• What this task involves:
Repeat all of the records verbatim.

• Listed entries:
<<<<

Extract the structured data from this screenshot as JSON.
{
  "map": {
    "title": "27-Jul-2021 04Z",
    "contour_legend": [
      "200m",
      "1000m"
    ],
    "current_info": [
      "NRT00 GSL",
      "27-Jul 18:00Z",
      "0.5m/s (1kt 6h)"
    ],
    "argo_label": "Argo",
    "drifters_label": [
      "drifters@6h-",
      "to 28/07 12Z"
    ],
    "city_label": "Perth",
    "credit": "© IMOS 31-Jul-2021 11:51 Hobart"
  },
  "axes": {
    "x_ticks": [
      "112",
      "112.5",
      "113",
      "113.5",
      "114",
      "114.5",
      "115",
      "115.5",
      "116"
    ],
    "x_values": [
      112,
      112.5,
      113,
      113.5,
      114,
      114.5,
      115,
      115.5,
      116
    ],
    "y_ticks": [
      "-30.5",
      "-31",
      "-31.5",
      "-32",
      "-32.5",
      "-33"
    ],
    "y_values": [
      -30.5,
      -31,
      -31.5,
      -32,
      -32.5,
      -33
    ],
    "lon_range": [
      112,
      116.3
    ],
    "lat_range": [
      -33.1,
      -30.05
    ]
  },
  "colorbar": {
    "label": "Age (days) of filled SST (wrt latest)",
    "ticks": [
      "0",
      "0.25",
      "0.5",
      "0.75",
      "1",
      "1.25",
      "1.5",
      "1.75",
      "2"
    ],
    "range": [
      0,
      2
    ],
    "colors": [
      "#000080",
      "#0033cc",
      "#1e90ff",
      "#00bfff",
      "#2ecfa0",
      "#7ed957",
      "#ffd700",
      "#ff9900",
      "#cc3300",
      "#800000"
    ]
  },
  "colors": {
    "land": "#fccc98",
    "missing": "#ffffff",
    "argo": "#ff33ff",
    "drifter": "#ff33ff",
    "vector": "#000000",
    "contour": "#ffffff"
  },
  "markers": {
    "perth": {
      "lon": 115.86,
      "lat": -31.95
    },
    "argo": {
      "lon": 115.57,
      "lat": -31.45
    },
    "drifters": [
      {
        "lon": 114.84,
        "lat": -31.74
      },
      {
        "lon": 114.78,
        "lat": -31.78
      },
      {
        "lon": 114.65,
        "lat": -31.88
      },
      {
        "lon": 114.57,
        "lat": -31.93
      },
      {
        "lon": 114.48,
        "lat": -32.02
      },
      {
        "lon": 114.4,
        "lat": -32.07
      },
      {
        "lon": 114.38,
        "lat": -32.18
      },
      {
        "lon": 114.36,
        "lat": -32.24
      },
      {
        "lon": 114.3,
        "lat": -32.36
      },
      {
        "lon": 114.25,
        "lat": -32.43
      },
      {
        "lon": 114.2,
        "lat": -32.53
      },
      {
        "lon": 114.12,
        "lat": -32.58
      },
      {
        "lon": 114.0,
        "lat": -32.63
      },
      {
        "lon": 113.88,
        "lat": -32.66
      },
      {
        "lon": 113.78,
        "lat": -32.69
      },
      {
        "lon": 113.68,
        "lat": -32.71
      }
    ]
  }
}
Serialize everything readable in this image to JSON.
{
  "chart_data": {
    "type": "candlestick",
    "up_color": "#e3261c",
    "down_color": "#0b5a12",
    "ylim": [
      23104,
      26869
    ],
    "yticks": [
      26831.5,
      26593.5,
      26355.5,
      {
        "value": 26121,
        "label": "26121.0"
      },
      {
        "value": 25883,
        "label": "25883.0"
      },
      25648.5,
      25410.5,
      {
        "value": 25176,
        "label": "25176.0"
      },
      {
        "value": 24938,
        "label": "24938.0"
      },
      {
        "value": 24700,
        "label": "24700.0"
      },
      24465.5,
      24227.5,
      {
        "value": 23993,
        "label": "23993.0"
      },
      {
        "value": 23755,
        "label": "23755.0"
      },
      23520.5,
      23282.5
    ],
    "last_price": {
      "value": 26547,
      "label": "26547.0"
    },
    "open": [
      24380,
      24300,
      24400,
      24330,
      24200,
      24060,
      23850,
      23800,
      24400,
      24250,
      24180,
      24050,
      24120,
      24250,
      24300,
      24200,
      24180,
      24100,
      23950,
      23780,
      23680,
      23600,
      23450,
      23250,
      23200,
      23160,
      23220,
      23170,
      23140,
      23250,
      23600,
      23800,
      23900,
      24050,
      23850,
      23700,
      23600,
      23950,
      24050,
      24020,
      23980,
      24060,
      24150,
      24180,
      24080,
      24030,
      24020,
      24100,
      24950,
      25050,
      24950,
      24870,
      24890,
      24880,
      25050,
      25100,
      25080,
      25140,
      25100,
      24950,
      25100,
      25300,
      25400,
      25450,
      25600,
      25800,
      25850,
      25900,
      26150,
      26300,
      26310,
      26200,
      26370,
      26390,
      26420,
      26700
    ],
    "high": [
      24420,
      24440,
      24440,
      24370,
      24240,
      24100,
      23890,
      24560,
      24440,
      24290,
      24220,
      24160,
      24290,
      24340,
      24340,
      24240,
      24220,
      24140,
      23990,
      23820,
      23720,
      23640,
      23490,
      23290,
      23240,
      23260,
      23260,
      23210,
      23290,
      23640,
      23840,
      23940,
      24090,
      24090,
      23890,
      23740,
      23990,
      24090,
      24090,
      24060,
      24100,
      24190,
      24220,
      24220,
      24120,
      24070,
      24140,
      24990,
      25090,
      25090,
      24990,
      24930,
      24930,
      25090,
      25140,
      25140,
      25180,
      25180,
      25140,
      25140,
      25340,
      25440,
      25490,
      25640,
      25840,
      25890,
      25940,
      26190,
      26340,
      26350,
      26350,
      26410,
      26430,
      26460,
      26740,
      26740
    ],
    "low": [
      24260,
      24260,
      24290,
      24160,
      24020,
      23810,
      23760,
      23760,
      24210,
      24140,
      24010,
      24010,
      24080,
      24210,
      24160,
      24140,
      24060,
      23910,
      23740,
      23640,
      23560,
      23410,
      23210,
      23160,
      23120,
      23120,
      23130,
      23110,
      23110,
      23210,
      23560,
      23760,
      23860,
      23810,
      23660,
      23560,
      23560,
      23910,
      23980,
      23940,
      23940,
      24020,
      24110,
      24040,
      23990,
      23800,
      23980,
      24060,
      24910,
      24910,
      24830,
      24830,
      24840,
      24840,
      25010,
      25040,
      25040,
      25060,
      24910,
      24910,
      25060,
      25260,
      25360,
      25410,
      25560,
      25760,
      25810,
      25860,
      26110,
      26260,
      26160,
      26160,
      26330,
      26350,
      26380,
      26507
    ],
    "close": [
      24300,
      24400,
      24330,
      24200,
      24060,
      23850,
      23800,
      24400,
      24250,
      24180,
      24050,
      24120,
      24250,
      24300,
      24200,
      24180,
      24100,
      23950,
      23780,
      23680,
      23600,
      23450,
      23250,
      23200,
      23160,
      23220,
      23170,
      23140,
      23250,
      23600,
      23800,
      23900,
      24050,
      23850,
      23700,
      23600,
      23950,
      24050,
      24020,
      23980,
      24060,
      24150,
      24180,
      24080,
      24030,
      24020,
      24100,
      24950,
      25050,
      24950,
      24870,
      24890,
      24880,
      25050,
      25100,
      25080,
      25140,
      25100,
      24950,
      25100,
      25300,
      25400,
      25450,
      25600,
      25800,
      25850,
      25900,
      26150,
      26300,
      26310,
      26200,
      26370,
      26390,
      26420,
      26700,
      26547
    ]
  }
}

>>>>

• Full response:
Extract the structured data from this screenshot as JSON.
{
  "map": {
    "title": "27-Jul-2021 04Z",
    "contour_legend": [
      "200m",
      "1000m"
    ],
    "current_info": [
      "NRT00 GSL",
      "27-Jul 18:00Z",
      "0.5m/s (1kt 6h)"
    ],
    "argo_label": "Argo",
    "drifters_label": [
      "drifters@6h-",
      "to 28/07 12Z"
    ],
    "city_label": "Perth",
    "credit": "© IMOS 31-Jul-2021 11:51 Hobart"
  },
  "axes": {
    "x_ticks": [
      "112",
      "112.5",
      "113",
      "113.5",
      "114",
      "114.5",
      "115",
      "115.5",
      "116"
    ],
    "x_values": [
      112,
      112.5,
      113,
      113.5,
      114,
      114.5,
      115,
      115.5,
      116
    ],
    "y_ticks": [
      "-30.5",
      "-31",
      "-31.5",
      "-32",
      "-32.5",
      "-33"
    ],
    "y_values": [
      -30.5,
      -31,
      -31.5,
      -32,
      -32.5,
      -33
    ],
    "lon_range": [
      112,
      116.3
    ],
    "lat_range": [
      -33.1,
      -30.05
    ]
  },
  "colorbar": {
    "label": "Age (days) of filled SST (wrt latest)",
    "ticks": [
      "0",
      "0.25",
      "0.5",
      "0.75",
      "1",
      "1.25",
      "1.5",
      "1.75",
      "2"
    ],
    "range": [
      0,
      2
    ],
    "colors": [
      "#000080",
      "#0033cc",
      "#1e90ff",
      "#00bfff",
      "#2ecfa0",
      "#7ed957",
      "#ffd700",
      "#ff9900",
      "#cc3300",
      "#800000"
    ]
  },
  "colors": {
    "land": "#fccc98",
    "missing": "#ffffff",
    "argo": "#ff33ff",
    "drifter": "#ff33ff",
    "vector": "#000000",
    "contour": "#ffffff"
  },
  "markers": {
    "perth": {
      "lon": 115.86,
      "lat": -31.95
    },
    "argo": {
      "lon": 115.57,
      "lat": -31.45
    },
    "drifters": [
      {
        "lon": 114.84,
        "lat": -31.74
      },
      {
        "lon": 114.78,
        "lat": -31.78
      },
      {
        "lon": 114.65,
        "lat": -31.88
      },
      {
        "lon": 114.57,
        "lat": -31.93
      },
      {
        "lon": 114.48,
        "lat": -32.02
      },
      {
        "lon": 114.4,
        "lat": -32.07
      },
      {
        "lon": 114.38,
        "lat": -32.18
      },
      {
        "lon": 114.36,
        "lat": -32.24
      },
      {
        "lon": 114.3,
        "lat": -32.36
      },
      {
        "lon": 114.25,
        "lat": -32.43
      },
      {
        "lon": 114.2,
        "lat": -32.53
      },
      {
        "lon": 114.12,
        "lat": -32.58
      },
      {
        "lon": 114.0,
        "lat": -32.63
      },
      {
        "lon": 113.88,
        "lat": -32.66
      },
      {
        "lon": 113.78,
        "lat": -32.69
      },
      {
        "lon": 113.68,
        "lat": -32.71
      }
    ]
  }
}
Serialize everything readable in this image to JSON.
{
  "chart_data": {
    "type": "candlestick",
    "up_color": "#e3261c",
    "down_color": "#0b5a12",
    "ylim": [
      23104,
      26869
    ],
    "yticks": [
      26831.5,
      26593.5,
      26355.5,
      {
        "value": 26121,
        "label": "26121.0"
      },
      {
        "value": 25883,
        "label": "25883.0"
      },
      25648.5,
      25410.5,
      {
        "value": 25176,
        "label": "25176.0"
      },
      {
        "value": 24938,
        "label": "24938.0"
      },
      {
        "value": 24700,
        "label": "24700.0"
      },
      24465.5,
      24227.5,
      {
        "value": 23993,
        "label": "23993.0"
      },
      {
        "value": 23755,
        "label": "23755.0"
      },
      23520.5,
      23282.5
    ],
    "last_price": {
      "value": 26547,
      "label": "26547.0"
    },
    "open": [
      24380,
      24300,
      24400,
      24330,
      24200,
      24060,
      23850,
      23800,
      24400,
      24250,
      24180,
      24050,
      24120,
      24250,
      24300,
      24200,
      24180,
      24100,
      23950,
      23780,
      23680,
      23600,
      23450,
      23250,
      23200,
      23160,
      23220,
      23170,
      23140,
      23250,
      23600,
      23800,
      23900,
      24050,
      23850,
      23700,
      23600,
      23950,
      24050,
      24020,
      23980,
      24060,
      24150,
      24180,
      24080,
      24030,
      24020,
      24100,
      24950,
      25050,
      24950,
      24870,
      24890,
      24880,
      25050,
      25100,
      25080,
      25140,
      25100,
      24950,
      25100,
      25300,
      25400,
      25450,
      25600,
      25800,
      25850,
      25900,
      26150,
      26300,
      26310,
      26200,
      26370,
      26390,
      26420,
      26700
    ],
    "high": [
      24420,
      24440,
      24440,
      24370,
      24240,
      24100,
      23890,
      24560,
      24440,
      24290,
      24220,
      24160,
      24290,
      24340,
      24340,
      24240,
      24220,
      24140,
      23990,
      23820,
      23720,
      23640,
      23490,
      23290,
      23240,
      23260,
      23260,
      23210,
      23290,
      23640,
      23840,
      23940,
      24090,
      24090,
      23890,
      23740,
      23990,
      24090,
      24090,
      24060,
      24100,
      24190,
      24220,
      24220,
      24120,
      24070,
      24140,
      24990,
      25090,
      25090,
      24990,
      24930,
      24930,
      25090,
      25140,
      25140,
      25180,
      25180,
      25140,
      25140,
      25340,
      25440,
      25490,
      25640,
      25840,
      25890,
      25940,
      26190,
      26340,
      26350,
      26350,
      26410,
      26430,
      26460,
      26740,
      26740
    ],
    "low": [
      24260,
      24260,
      24290,
      24160,
      24020,
      23810,
      23760,
      23760,
      24210,
      24140,
      24010,
      24010,
      24080,
      24210,
      24160,
      24140,
      24060,
      23910,
      23740,
      23640,
      23560,
      23410,
      23210,
      23160,
      23120,
      23120,
      23130,
      23110,
      23110,
      23210,
      23560,
      23760,
      23860,
      23810,
      23660,
      23560,
      23560,
      23910,
      23980,
      23940,
      23940,
      24020,
      24110,
      24040,
      23990,
      23800,
      23980,
      24060,
      24910,
      24910,
      24830,
      24830,
      24840,
      24840,
      25010,
      25040,
      25040,
      25060,
      24910,
      24910,
      25060,
      25260,
      25360,
      25410,
      25560,
      25760,
      25810,
      25860,
      26110,
      26260,
      26160,
      26160,
      26330,
      26350,
      26380,
      26507
    ],
    "close": [
      24300,
      24400,
      24330,
      24200,
      24060,
      23850,
      23800,
      24400,
      24250,
      24180,
      24050,
      24120,
      24250,
      24300,
      24200,
      24180,
      24100,
      23950,
      23780,
      23680,
      23600,
      23450,
      23250,
      23200,
      23160,
      23220,
      23170,
      23140,
      23250,
      23600,
      23800,
      23900,
      24050,
      23850,
      23700,
      23600,
      23950,
      24050,
      24020,
      23980,
      24060,
      24150,
      24180,
      24080,
      24030,
      24020,
      24100,
      24950,
      25050,
      24950,
      24870,
      24890,
      24880,
      25050,
      25100,
      25080,
      25140,
      25100,
      24950,
      25100,
      25300,
      25400,
      25450,
      25600,
      25800,
      25850,
      25900,
      26150,
      26300,
      26310,
      26200,
      26370,
      26390,
      26420,
      26700,
      26547
    ]
  }
}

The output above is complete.